To do => Write out the records below once more, exactly as they stand.

The records =>
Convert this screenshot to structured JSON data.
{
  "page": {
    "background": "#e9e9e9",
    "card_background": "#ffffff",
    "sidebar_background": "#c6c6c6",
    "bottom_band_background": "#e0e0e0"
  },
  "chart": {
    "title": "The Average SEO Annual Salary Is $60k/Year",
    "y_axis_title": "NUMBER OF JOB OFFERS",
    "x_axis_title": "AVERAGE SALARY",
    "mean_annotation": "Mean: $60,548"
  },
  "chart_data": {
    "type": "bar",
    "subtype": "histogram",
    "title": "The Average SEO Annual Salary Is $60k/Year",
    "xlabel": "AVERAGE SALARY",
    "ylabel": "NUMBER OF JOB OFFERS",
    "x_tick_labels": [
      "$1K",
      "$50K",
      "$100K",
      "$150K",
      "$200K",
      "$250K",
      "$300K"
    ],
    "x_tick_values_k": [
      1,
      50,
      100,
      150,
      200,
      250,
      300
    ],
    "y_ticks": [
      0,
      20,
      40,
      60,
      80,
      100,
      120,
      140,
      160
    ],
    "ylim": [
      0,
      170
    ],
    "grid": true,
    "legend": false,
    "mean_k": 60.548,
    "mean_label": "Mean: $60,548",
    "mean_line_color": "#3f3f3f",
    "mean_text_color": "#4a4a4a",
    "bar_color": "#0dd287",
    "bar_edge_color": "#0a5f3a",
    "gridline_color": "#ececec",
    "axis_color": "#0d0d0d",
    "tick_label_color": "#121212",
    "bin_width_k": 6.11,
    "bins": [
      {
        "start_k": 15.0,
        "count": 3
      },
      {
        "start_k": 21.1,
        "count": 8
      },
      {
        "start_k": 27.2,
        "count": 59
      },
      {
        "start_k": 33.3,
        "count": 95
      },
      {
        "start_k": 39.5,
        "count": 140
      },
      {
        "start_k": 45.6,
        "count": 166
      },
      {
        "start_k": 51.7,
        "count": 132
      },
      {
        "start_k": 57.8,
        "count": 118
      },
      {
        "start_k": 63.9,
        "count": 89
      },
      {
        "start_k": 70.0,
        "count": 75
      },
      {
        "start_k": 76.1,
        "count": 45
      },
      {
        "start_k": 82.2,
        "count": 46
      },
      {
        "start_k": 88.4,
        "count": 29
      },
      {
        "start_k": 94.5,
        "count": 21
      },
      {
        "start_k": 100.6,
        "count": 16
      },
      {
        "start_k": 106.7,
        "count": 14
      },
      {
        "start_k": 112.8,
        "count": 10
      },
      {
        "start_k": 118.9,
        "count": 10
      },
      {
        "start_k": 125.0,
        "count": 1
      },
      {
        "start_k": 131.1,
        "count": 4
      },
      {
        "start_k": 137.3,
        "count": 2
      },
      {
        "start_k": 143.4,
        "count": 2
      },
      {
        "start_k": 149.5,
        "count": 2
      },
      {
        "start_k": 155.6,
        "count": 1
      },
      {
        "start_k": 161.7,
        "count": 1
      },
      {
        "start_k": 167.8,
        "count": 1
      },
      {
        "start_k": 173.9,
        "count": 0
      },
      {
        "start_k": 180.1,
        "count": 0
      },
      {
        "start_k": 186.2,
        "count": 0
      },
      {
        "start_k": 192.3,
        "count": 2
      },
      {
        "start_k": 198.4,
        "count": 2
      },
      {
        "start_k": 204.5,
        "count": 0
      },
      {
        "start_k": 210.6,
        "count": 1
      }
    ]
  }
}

Exercise answer =>
Convert this screenshot to structured JSON data.
{
  "page": {
    "background": "#e9e9e9",
    "card_background": "#ffffff",
    "sidebar_background": "#c6c6c6",
    "bottom_band_background": "#e0e0e0"
  },
  "chart": {
    "title": "The Average SEO Annual Salary Is $60k/Year",
    "y_axis_title": "NUMBER OF JOB OFFERS",
    "x_axis_title": "AVERAGE SALARY",
    "mean_annotation": "Mean: $60,548"
  },
  "chart_data": {
    "type": "bar",
    "subtype": "histogram",
    "title": "The Average SEO Annual Salary Is $60k/Year",
    "xlabel": "AVERAGE SALARY",
    "ylabel": "NUMBER OF JOB OFFERS",
    "x_tick_labels": [
      "$1K",
      "$50K",
      "$100K",
      "$150K",
      "$200K",
      "$250K",
      "$300K"
    ],
    "x_tick_values_k": [
      1,
      50,
      100,
      150,
      200,
      250,
      300
    ],
    "y_ticks": [
      0,
      20,
      40,
      60,
      80,
      100,
      120,
      140,
      160
    ],
    "ylim": [
      0,
      170
    ],
    "grid": true,
    "legend": false,
    "mean_k": 60.548,
    "mean_label": "Mean: $60,548",
    "mean_line_color": "#3f3f3f",
    "mean_text_color": "#4a4a4a",
    "bar_color": "#0dd287",
    "bar_edge_color": "#0a5f3a",
    "gridline_color": "#ececec",
    "axis_color": "#0d0d0d",
    "tick_label_color": "#121212",
    "bin_width_k": 6.11,
    "bins": [
      {
        "start_k": 15.0,
        "count": 3
      },
      {
        "start_k": 21.1,
        "count": 8
      },
      {
        "start_k": 27.2,
        "count": 59
      },
      {
        "start_k": 33.3,
        "count": 95
      },
      {
        "start_k": 39.5,
        "count": 140
      },
      {
        "start_k": 45.6,
        "count": 166
      },
      {
        "start_k": 51.7,
        "count": 132
      },
      {
        "start_k": 57.8,
        "count": 118
      },
      {
        "start_k": 63.9,
        "count": 89
      },
      {
        "start_k": 70.0,
        "count": 75
      },
      {
        "start_k": 76.1,
        "count": 45
      },
      {
        "start_k": 82.2,
        "count": 46
      },
      {
        "start_k": 88.4,
        "count": 29
      },
      {
        "start_k": 94.5,
        "count": 21
      },
      {
        "start_k": 100.6,
        "count": 16
      },
      {
        "start_k": 106.7,
        "count": 14
      },
      {
        "start_k": 112.8,
        "count": 10
      },
      {
        "start_k": 118.9,
        "count": 10
      },
      {
        "start_k": 125.0,
        "count": 1
      },
      {
        "start_k": 131.1,
        "count": 4
      },
      {
        "start_k": 137.3,
        "count": 2
      },
      {
        "start_k": 143.4,
        "count": 2
      },
      {
        "start_k": 149.5,
        "count": 2
      },
      {
        "start_k": 155.6,
        "count": 1
      },
      {
        "start_k": 161.7,
        "count": 1
      },
      {
        "start_k": 167.8,
        "count": 1
      },
      {
        "start_k": 173.9,
        "count": 0
      },
      {
        "start_k": 180.1,
        "count": 0
      },
      {
        "start_k": 186.2,
        "count": 0
      },
      {
        "start_k": 192.3,
        "count": 2
      },
      {
        "start_k": 198.4,
        "count": 2
      },
      {
        "start_k": 204.5,
        "count": 0
      },
      {
        "start_k": 210.6,
        "count": 1
      }
    ]
  }
}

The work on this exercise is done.